◆ TEKS BACAAN ◆
Rabu, 28 Desember 2011

TENTANG JARHUL HADIST

 
Ø  Latar Belakang Masalah
Dalam pembelajaran ilmu hadis terdapat cabang-cabangnya di antaranya, yaitu ilmu Jarh wa ta’dil,pengartian dari ilmu jarh wa ta’dil yaitu “timbangan” bagi
para rawi hadis. Rawi yang “berat” timbangannya di terima riwayatnya, dan rawi yang “ringan” timbangannya di tolak riwayatnya. dengan adanya ilmu jarh wa ta’dil ini kita bisa mengetahui periwayat yang dapat diterima hadisnya dan kita dapat membedakanya dengan periwayat yang tidak dapat diterima hadisnya.oleh karena itu para ulama hadis memperhatikan dengan penuh perhatian dan mencurahkan segala pikirannya untuk menguasainya. Merekapun ber ijma’ akan validitasnya, bahkan kewajibannya karena kebutuhan yang mendesak akan ilmu ini. Imu jarh wa ta’dil ini perlu di pelajari secara seksama. Kalaulah ilmu jarh wa ta’dil ini tidak di pelajari secara seksama, paling tidak akan muncul penilaian bahwa seluruh yang meriwayatkan hadis di nilai sama. Padahal, perjalanan hadis semenjak Nabi Muhammad SAW. Sampai dibukukan mengalami perjalanan yang begitu panjang, dan di warnai oleh situasi dan kondisi yang tidak menentu. Setelah wafatnya Rasulullah SAW. Kemurnian sebuah hadis perlu mendapat penelitian secara seksama karena terjadnya pertikaian di bidang politik, masalah ekonomi dan masalah-masalah yang lainnya banyak mereka kaitkan dengan hadis. Akibatnya, mereka meriwayatkan suatu hadis yang disandarkan kepada Rasulullah, padahal riwayatnya adalah riwayat yang bohong,yang mereka buat untuk kepentingan golongan mereka. Jika kita tidak mengetahui benar atau salahnya sebuah riwayat, kita akan mencampuradukkan antara hadis yang benar-benar dari Rasulullah dan hadis yang palsu (maudhu’). Dengan mengetahui ilmu al-jarh wa at-ta’dil,kita juga akan bisa menyeleksi mana hadis sahih, hasan. Ataupun hadis dhaif, terutama dari segi kualitas rawi, bukan dari matannya.

Entri data hasil ekstraksi
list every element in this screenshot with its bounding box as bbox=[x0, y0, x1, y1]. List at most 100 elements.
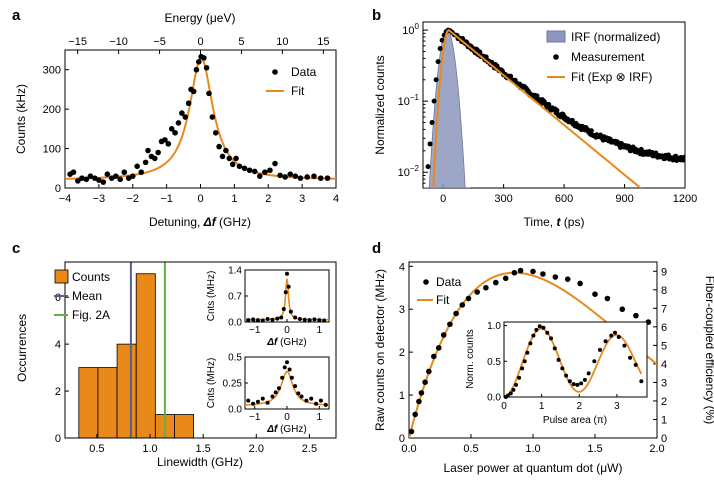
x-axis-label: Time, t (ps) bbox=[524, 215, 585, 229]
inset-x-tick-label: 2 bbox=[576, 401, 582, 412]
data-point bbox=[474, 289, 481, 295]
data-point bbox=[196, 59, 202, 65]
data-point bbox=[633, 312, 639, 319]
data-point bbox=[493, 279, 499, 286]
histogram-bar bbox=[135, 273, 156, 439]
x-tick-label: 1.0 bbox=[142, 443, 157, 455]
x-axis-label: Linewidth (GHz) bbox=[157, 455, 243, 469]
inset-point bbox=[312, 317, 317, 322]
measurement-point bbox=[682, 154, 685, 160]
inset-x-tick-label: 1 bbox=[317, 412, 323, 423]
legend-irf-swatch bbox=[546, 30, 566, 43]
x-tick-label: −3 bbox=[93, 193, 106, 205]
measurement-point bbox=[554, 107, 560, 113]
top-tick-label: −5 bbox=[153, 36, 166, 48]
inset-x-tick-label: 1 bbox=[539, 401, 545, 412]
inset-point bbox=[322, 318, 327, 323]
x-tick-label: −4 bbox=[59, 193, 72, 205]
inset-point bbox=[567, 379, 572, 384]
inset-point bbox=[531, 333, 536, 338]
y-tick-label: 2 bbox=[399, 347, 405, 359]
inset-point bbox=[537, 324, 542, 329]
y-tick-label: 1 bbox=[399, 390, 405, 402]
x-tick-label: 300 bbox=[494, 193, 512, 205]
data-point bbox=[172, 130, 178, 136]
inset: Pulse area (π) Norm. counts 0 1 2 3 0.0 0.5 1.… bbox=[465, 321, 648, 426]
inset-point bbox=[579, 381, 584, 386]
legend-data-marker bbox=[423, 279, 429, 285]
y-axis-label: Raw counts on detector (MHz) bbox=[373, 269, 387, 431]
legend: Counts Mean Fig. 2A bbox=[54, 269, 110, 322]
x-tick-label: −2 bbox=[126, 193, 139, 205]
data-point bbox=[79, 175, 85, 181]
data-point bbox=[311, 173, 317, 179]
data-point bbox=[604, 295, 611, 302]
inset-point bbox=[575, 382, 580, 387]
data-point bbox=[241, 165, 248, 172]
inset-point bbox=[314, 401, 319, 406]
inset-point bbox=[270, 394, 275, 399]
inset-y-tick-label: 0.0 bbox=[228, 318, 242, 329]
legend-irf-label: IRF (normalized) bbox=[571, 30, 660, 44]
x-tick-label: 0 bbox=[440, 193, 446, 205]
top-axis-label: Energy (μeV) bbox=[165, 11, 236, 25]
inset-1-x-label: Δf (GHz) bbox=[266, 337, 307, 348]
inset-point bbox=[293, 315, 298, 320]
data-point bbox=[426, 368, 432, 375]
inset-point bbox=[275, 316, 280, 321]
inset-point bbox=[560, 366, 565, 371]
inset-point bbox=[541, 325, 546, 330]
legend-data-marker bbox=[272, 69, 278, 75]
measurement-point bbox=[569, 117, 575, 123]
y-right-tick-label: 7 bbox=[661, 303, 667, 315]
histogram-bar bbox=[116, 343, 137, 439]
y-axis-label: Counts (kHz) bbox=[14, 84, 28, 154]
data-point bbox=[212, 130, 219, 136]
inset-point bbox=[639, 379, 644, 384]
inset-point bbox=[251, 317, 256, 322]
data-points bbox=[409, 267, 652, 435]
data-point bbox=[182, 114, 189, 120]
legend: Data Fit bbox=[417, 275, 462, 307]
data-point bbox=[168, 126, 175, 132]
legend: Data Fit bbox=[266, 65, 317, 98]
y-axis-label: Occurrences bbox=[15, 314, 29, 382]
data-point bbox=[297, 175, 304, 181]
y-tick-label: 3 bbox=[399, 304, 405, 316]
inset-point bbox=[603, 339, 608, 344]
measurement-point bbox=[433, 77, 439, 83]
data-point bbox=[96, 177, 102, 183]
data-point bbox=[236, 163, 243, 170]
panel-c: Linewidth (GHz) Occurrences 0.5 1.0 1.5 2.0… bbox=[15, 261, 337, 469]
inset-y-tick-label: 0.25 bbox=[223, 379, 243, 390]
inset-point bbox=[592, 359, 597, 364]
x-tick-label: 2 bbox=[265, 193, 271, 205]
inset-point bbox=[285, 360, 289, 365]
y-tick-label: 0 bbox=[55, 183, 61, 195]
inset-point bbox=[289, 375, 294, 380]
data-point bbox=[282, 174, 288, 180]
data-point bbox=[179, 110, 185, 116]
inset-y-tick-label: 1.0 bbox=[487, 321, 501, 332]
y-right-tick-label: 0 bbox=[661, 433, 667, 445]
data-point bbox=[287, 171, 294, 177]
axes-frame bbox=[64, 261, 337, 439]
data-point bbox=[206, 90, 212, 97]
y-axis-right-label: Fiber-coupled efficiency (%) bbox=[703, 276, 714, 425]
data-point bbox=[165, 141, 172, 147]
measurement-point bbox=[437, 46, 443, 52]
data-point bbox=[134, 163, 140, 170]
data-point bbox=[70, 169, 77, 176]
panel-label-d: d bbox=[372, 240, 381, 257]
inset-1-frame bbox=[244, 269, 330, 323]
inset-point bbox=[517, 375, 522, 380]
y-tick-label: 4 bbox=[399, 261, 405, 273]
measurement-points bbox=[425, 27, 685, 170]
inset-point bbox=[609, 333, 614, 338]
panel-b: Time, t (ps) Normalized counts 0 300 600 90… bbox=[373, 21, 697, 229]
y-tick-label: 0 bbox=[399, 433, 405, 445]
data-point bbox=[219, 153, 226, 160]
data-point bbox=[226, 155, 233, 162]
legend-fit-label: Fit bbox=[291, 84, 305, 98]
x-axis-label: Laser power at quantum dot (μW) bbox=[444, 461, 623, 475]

--

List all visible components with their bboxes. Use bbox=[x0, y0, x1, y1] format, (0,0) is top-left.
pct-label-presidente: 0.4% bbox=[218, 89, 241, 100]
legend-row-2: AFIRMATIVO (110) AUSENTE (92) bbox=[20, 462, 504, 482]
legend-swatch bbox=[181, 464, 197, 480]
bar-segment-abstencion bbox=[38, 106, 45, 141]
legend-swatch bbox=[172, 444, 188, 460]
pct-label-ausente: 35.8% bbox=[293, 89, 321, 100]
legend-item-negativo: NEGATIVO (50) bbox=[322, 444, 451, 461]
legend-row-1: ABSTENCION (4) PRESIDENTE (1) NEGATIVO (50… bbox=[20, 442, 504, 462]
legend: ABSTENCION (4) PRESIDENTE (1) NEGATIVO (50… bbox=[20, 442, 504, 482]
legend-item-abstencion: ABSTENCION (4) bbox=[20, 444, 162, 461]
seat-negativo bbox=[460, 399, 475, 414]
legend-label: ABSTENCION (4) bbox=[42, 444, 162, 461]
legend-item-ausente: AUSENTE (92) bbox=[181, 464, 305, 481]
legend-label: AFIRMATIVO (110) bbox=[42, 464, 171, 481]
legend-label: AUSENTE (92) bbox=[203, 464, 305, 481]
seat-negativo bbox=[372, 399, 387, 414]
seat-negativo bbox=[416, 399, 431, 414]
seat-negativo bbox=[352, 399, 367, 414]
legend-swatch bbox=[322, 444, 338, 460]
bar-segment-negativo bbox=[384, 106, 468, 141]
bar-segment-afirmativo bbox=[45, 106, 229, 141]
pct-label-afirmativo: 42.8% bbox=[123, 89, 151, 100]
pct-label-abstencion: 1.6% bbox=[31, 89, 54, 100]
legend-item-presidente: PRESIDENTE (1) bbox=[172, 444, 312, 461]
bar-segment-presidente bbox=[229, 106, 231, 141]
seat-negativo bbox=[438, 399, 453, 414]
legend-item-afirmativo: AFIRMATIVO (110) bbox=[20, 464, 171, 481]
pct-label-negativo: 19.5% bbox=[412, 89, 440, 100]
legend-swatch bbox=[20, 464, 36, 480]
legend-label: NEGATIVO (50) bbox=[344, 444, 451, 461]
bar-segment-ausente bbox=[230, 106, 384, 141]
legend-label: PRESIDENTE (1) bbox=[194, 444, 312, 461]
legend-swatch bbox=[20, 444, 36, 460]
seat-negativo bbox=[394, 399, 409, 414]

◆ SOAL SINGKAT ◆
Lanjutkan teks bacaan tentang ilmu jarh wa ta'dil mulai sesudah kalimat terakhirnya.

◆ JAWABAN LATIHAN ◆
  
Ø Rumusan Masalah
1.    Apakah yang di makusd dengan ilmu Jarh wa ta’dil?
2.    Manfaat apa saja yang di dapat dari ilmu jarh wa ta’dil?
3.    Apa saja yang termsuk ke dalam macam-macam keaiban rawi?
4.    Bagaimana cara mengetahui keadilan dan kecacatan rawi?
5.    Syarat-syarat apa sajakah yang harus di perhatikan untuk mentajrih dan menta’dilkan rawi?
6.     Bagaimanakah susunan lafadh-lafadh untuk menta’dilkandan mentajrihkan rawi?
Ø Tujuan
-       Untuk megetahui pengertian dari ilmu jarh wa ta’dil, serta kita bisa membedakan antara jarh dan ta’dil.
-       Agar kita bisa mengetahui manfaat dari ilmu jarh wa ta’dil.
-       Untuk mengetahui tentang hal-hal yang menjadi keaiban rawi.
-       Untuk mengetahui cara mengadili dan mencacatkan rawi.
-       Mengatahui syarat-syarat untuk mentajrih dan menta’dilkan rawi.
-       Mengetahui susunan lafadh-lafadh untuk mentajrih dan menta’dilkan rawi.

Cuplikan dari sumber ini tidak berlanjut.